- **TASK DATA**:
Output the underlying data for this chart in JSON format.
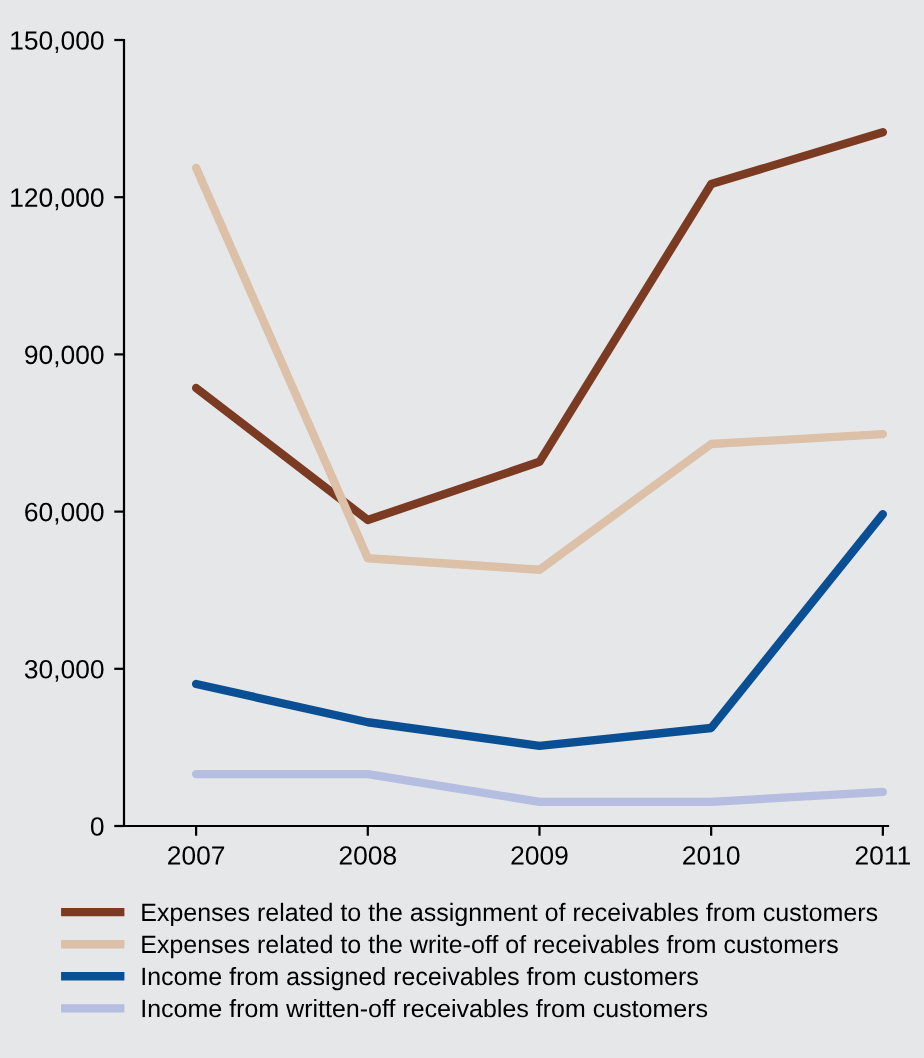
{
  "chart_data": {
    "type": "line",
    "categories": [
      "2007",
      "2008",
      "2009",
      "2010",
      "2011"
    ],
    "ylim": [
      0,
      150000
    ],
    "yticks": [
      {
        "value": 0,
        "label": "0"
      },
      {
        "value": 30000,
        "label": "30,000"
      },
      {
        "value": 60000,
        "label": "60,000"
      },
      {
        "value": 90000,
        "label": "90,000"
      },
      {
        "value": 120000,
        "label": "120,000"
      },
      {
        "value": 150000,
        "label": "150,000"
      }
    ],
    "grid": false,
    "legend": "bottom",
    "marker": "none",
    "line_style": "solid",
    "series": [
      {
        "name": "Expenses related to the assignment of receivables from customers",
        "color": "#7b3a22",
        "values": [
          83600,
          58400,
          69500,
          122500,
          132400
        ]
      },
      {
        "name": "Expenses related to the write-off of receivables from customers",
        "color": "#dcc0a8",
        "values": [
          125600,
          51100,
          48900,
          72900,
          74800
        ]
      },
      {
        "name": "Income from assigned receivables from customers",
        "color": "#0a4f93",
        "values": [
          27100,
          19800,
          15300,
          18700,
          59500
        ]
      },
      {
        "name": "Income from written-off receivables from customers",
        "color": "#b5bde0",
        "values": [
          9900,
          9900,
          4600,
          4600,
          6500
        ]
      }
    ]
  }
}
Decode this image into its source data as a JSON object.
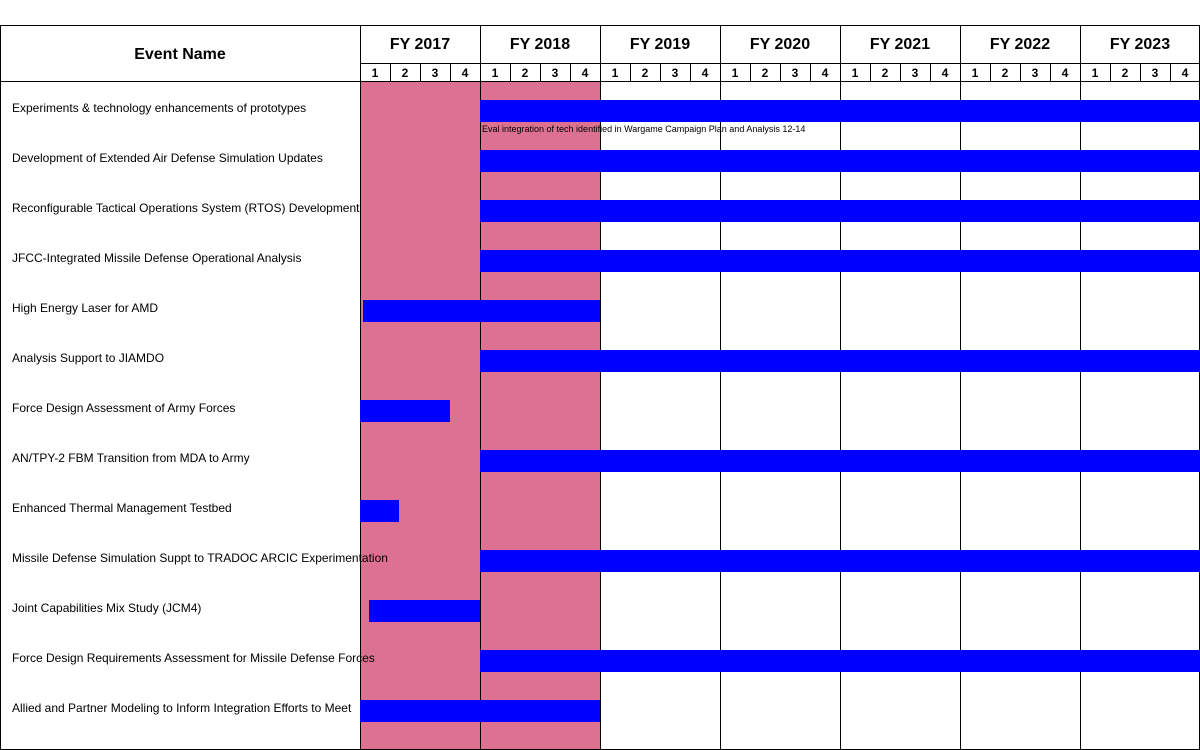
{
  "chart_data": {
    "type": "gantt",
    "header": "Event Name",
    "fiscal_years": [
      "FY 2017",
      "FY 2018",
      "FY 2019",
      "FY 2020",
      "FY 2021",
      "FY 2022",
      "FY 2023"
    ],
    "quarters": [
      "1",
      "2",
      "3",
      "4"
    ],
    "highlight": {
      "start_year_index": 0,
      "end_year_index": 1,
      "color": "#dc7192"
    },
    "bar_color": "#0000ff",
    "events": [
      {
        "name": "Experiments & technology enhancements of prototypes",
        "start": 4,
        "end": 28,
        "note": "Eval integration of tech identified in Wargame Campaign Plan and Analysis 12-14"
      },
      {
        "name": "Development of Extended Air Defense Simulation Updates",
        "start": 4,
        "end": 28
      },
      {
        "name": "Reconfigurable Tactical Operations System (RTOS) Development",
        "start": 4,
        "end": 28
      },
      {
        "name": "JFCC-Integrated Missile Defense Operational Analysis",
        "start": 4,
        "end": 28
      },
      {
        "name": "High Energy Laser for AMD",
        "start": 0.1,
        "end": 8
      },
      {
        "name": "Analysis Support to JIAMDO",
        "start": 4,
        "end": 28
      },
      {
        "name": "Force Design Assessment of Army Forces",
        "start": 0,
        "end": 3
      },
      {
        "name": "AN/TPY-2 FBM Transition from MDA to Army",
        "start": 4,
        "end": 28
      },
      {
        "name": "Enhanced Thermal Management Testbed",
        "start": 0,
        "end": 1.3
      },
      {
        "name": "Missile Defense Simulation Suppt to TRADOC ARCIC Experimentation",
        "start": 4,
        "end": 28
      },
      {
        "name": "Joint Capabilities Mix Study (JCM4)",
        "start": 0.3,
        "end": 4
      },
      {
        "name": "Force Design Requirements Assessment for Missile Defense Forces",
        "start": 4,
        "end": 28
      },
      {
        "name": "Allied and Partner Modeling to Inform Integration Efforts to Meet",
        "start": 0,
        "end": 8
      }
    ]
  }
}
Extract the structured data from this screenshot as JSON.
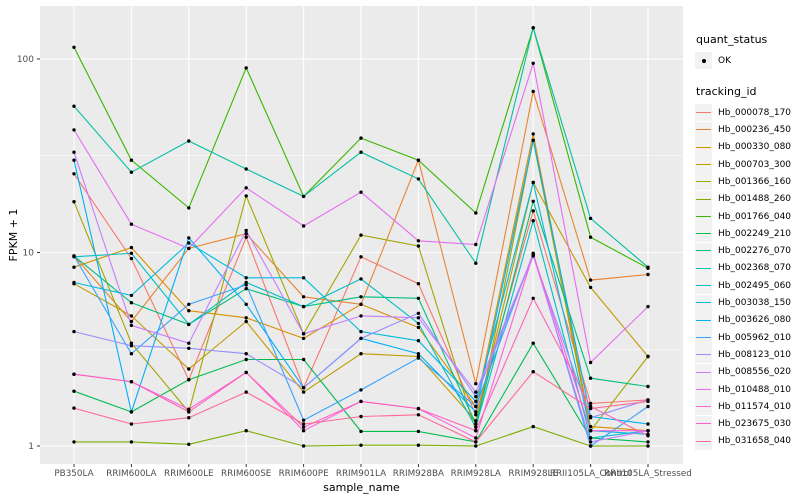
{
  "style": {
    "panel_bg": "#EBEBEB",
    "grid_color": "#FFFFFF",
    "point_color": "#000000",
    "tick_text_color": "#4D4D4D",
    "tick_mark_color": "#333333",
    "legend_key_bg": "#F2F2F2"
  },
  "legend": {
    "quant_status_title": "quant_status",
    "quant_status_ok_label": "OK",
    "ok_marker": "black-point",
    "tracking_id_title": "tracking_id"
  },
  "chart_data": {
    "type": "line",
    "title": "",
    "xlabel": "sample_name",
    "ylabel": "FPKM + 1",
    "y_scale": "log10",
    "y_ticks": [
      1,
      10,
      100
    ],
    "y_minor_ticks": [
      3.1623,
      31.623
    ],
    "ylim": [
      0.82,
      188
    ],
    "legend_position": "right",
    "grid": true,
    "quant_status": "OK",
    "point_marker": "filled-black-circle",
    "categories": [
      "PB350LA",
      "RRIM600LA",
      "RRIM600LE",
      "RRIM600SE",
      "RRIM600PE",
      "RRIM901LA",
      "RRIM928BA",
      "RRIM928LA",
      "RRIM928LE",
      "RRII105LA_Control",
      "RRII105LA_Stressed"
    ],
    "series": [
      {
        "name": "Hb_000078_170",
        "color": "#F8766D",
        "values": [
          25.5,
          9.3,
          2.2,
          12.0,
          2.0,
          9.5,
          6.9,
          1.45,
          16.4,
          1.66,
          1.73
        ]
      },
      {
        "name": "Hb_000236_450",
        "color": "#EA8331",
        "values": [
          9.6,
          4.4,
          10.5,
          12.5,
          5.9,
          5.4,
          30.0,
          2.1,
          68.0,
          7.2,
          7.7
        ]
      },
      {
        "name": "Hb_000330_080",
        "color": "#D89000",
        "values": [
          8.4,
          10.6,
          5.0,
          4.6,
          3.6,
          5.4,
          4.1,
          1.6,
          41.0,
          1.26,
          1.2
        ]
      },
      {
        "name": "Hb_000703_300",
        "color": "#C09B00",
        "values": [
          6.9,
          4.7,
          2.5,
          4.4,
          1.9,
          3.0,
          2.9,
          1.35,
          23.0,
          6.6,
          2.9
        ]
      },
      {
        "name": "Hb_001366_160",
        "color": "#A3A500",
        "values": [
          18.3,
          3.4,
          1.5,
          19.6,
          3.8,
          12.3,
          10.8,
          1.2,
          38.0,
          1.2,
          2.9
        ]
      },
      {
        "name": "Hb_001488_260",
        "color": "#7CAE00",
        "values": [
          1.05,
          1.05,
          1.02,
          1.2,
          1.0,
          1.01,
          1.01,
          1.0,
          1.26,
          1.0,
          1.0
        ]
      },
      {
        "name": "Hb_001766_040",
        "color": "#39B600",
        "values": [
          115.0,
          30.0,
          17.0,
          90.0,
          19.5,
          39.0,
          30.0,
          16.0,
          145.0,
          12.0,
          8.3
        ]
      },
      {
        "name": "Hb_002249_210",
        "color": "#00BB4E",
        "values": [
          1.92,
          1.5,
          2.2,
          2.8,
          2.8,
          1.19,
          1.19,
          1.05,
          3.4,
          1.1,
          1.05
        ]
      },
      {
        "name": "Hb_002276_070",
        "color": "#00BF7D",
        "values": [
          9.6,
          5.5,
          4.25,
          6.5,
          5.25,
          5.9,
          5.8,
          1.3,
          18.4,
          2.24,
          2.03
        ]
      },
      {
        "name": "Hb_002368_070",
        "color": "#00C1A3",
        "values": [
          57.0,
          26.0,
          37.7,
          27.0,
          19.5,
          33.0,
          24.0,
          8.8,
          145.0,
          15.0,
          8.4
        ]
      },
      {
        "name": "Hb_002495_060",
        "color": "#00BFC4",
        "values": [
          9.5,
          9.9,
          4.25,
          7.0,
          5.25,
          7.3,
          4.3,
          1.25,
          14.6,
          1.1,
          1.2
        ]
      },
      {
        "name": "Hb_003038_150",
        "color": "#00BAE0",
        "values": [
          7.0,
          6.0,
          11.2,
          7.4,
          7.4,
          3.9,
          3.5,
          1.7,
          23.0,
          1.2,
          1.15
        ]
      },
      {
        "name": "Hb_003626_080",
        "color": "#00B0F6",
        "values": [
          30.0,
          1.5,
          11.9,
          5.4,
          2.0,
          3.6,
          3.0,
          1.5,
          38.0,
          1.42,
          1.3
        ]
      },
      {
        "name": "Hb_005962_010",
        "color": "#35A2FF",
        "values": [
          9.6,
          3.0,
          5.4,
          6.8,
          1.36,
          1.95,
          2.85,
          1.6,
          9.9,
          1.0,
          1.6
        ]
      },
      {
        "name": "Hb_008123_010",
        "color": "#9590FF",
        "values": [
          3.9,
          3.3,
          3.2,
          3.0,
          2.0,
          3.6,
          4.85,
          1.8,
          9.6,
          1.4,
          1.73
        ]
      },
      {
        "name": "Hb_008556_020",
        "color": "#C77CFF",
        "values": [
          33.0,
          4.2,
          3.4,
          13.0,
          3.8,
          4.7,
          4.6,
          1.9,
          9.7,
          1.05,
          1.2
        ]
      },
      {
        "name": "Hb_010488_010",
        "color": "#E76BF3",
        "values": [
          43.0,
          14.0,
          10.5,
          21.6,
          13.7,
          20.5,
          11.5,
          11.0,
          95.0,
          2.7,
          5.25
        ]
      },
      {
        "name": "Hb_011574_010",
        "color": "#FA62DB",
        "values": [
          2.35,
          2.15,
          1.55,
          2.4,
          1.2,
          1.7,
          1.56,
          1.1,
          9.8,
          1.2,
          1.2
        ]
      },
      {
        "name": "Hb_023675_030",
        "color": "#FF62BC",
        "values": [
          2.35,
          2.15,
          1.5,
          2.4,
          1.25,
          1.7,
          1.56,
          1.2,
          5.8,
          1.6,
          1.13
        ]
      },
      {
        "name": "Hb_031658_040",
        "color": "#FF6A98",
        "values": [
          1.57,
          1.3,
          1.4,
          1.9,
          1.3,
          1.42,
          1.45,
          1.05,
          2.42,
          1.56,
          1.7
        ]
      }
    ]
  }
}
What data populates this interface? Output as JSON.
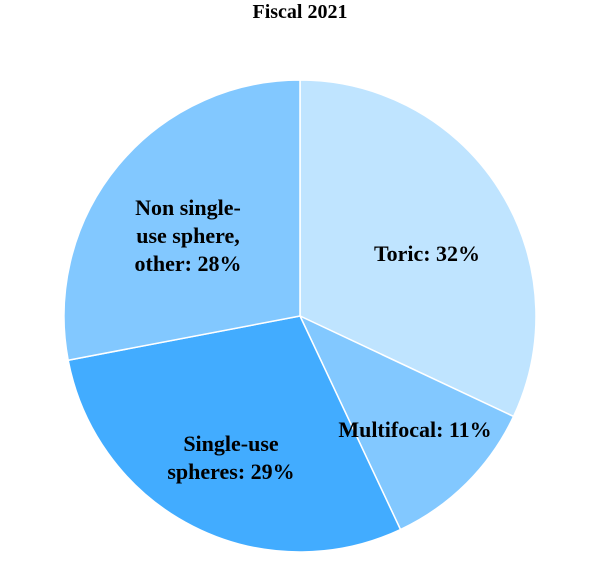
{
  "chart_data": {
    "type": "pie",
    "title": "Fiscal 2021",
    "start_angle_deg": 0,
    "direction": "clockwise",
    "slices": [
      {
        "label_lines": [
          "Toric: 32%"
        ],
        "value": 32,
        "color": "#BFE4FF"
      },
      {
        "label_lines": [
          "Multifocal: 11%"
        ],
        "value": 11,
        "color": "#82C8FF"
      },
      {
        "label_lines": [
          "Single-use",
          "spheres: 29%"
        ],
        "value": 29,
        "color": "#42ACFF"
      },
      {
        "label_lines": [
          "Non single-",
          "use sphere,",
          "other: 28%"
        ],
        "value": 28,
        "color": "#82C8FF"
      }
    ]
  }
}
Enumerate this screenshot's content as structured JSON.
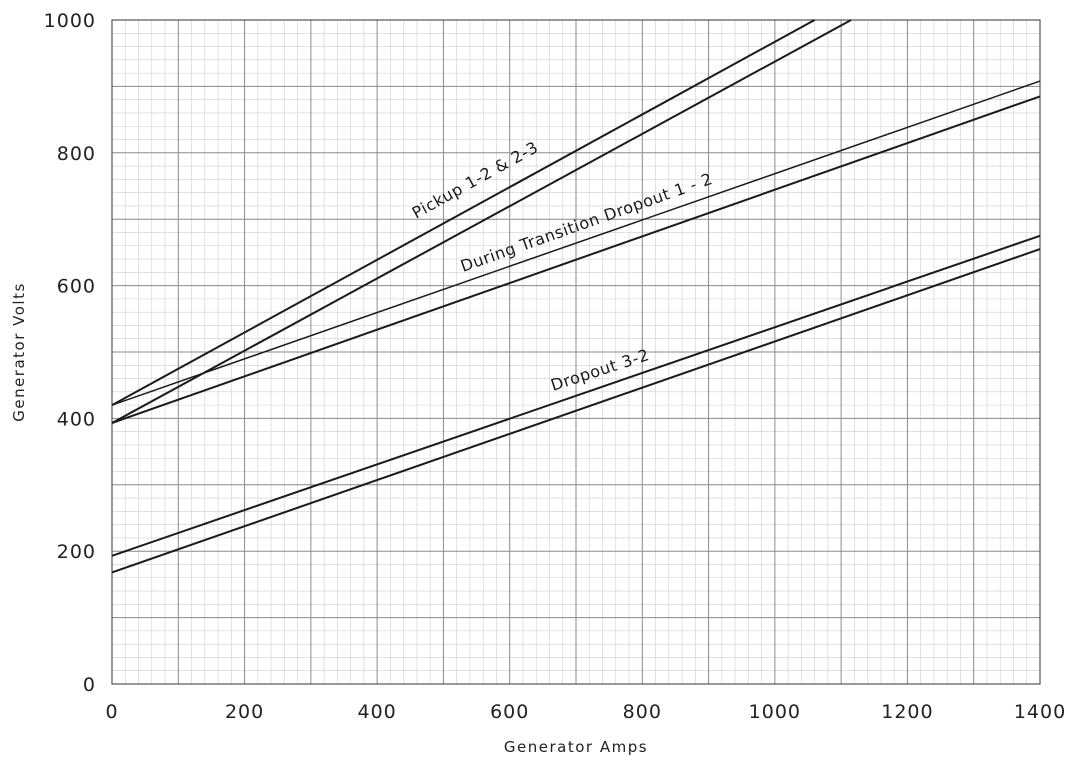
{
  "chart_data": {
    "type": "line",
    "xlabel": "Generator Amps",
    "ylabel": "Generator Volts",
    "xlim": [
      0,
      1400
    ],
    "ylim": [
      0,
      1000
    ],
    "xticks": [
      "0",
      "200",
      "400",
      "600",
      "800",
      "1000",
      "1200",
      "1400"
    ],
    "yticks": [
      "0",
      "200",
      "400",
      "600",
      "800",
      "1000"
    ],
    "grid": true,
    "annotations": [
      {
        "text": "Pickup 1-2 & 2-3"
      },
      {
        "text": "During Transition Dropout 1 - 2"
      },
      {
        "text": "Dropout 3-2"
      }
    ],
    "series": [
      {
        "x": [
          0,
          1060
        ],
        "y": [
          420,
          1000
        ]
      },
      {
        "x": [
          0,
          1115
        ],
        "y": [
          393,
          1000
        ]
      },
      {
        "x": [
          0,
          1400
        ],
        "y": [
          420,
          908
        ]
      },
      {
        "x": [
          0,
          1400
        ],
        "y": [
          393,
          885
        ]
      },
      {
        "x": [
          0,
          1400
        ],
        "y": [
          193,
          675
        ]
      },
      {
        "x": [
          0,
          1400
        ],
        "y": [
          168,
          655
        ]
      }
    ],
    "colors": {
      "grid_minor": "#cfcfcf",
      "grid_major": "#8a8a8a",
      "line": "#1a1a1a"
    }
  }
}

- **AIM**:
Collect every line with the string "Dropout" from the records, and copy each.

- **ANSWER FOR THE TASK**:
        "text": "During Transition Dropout 1 - 2"
        "text": "Dropout 3-2"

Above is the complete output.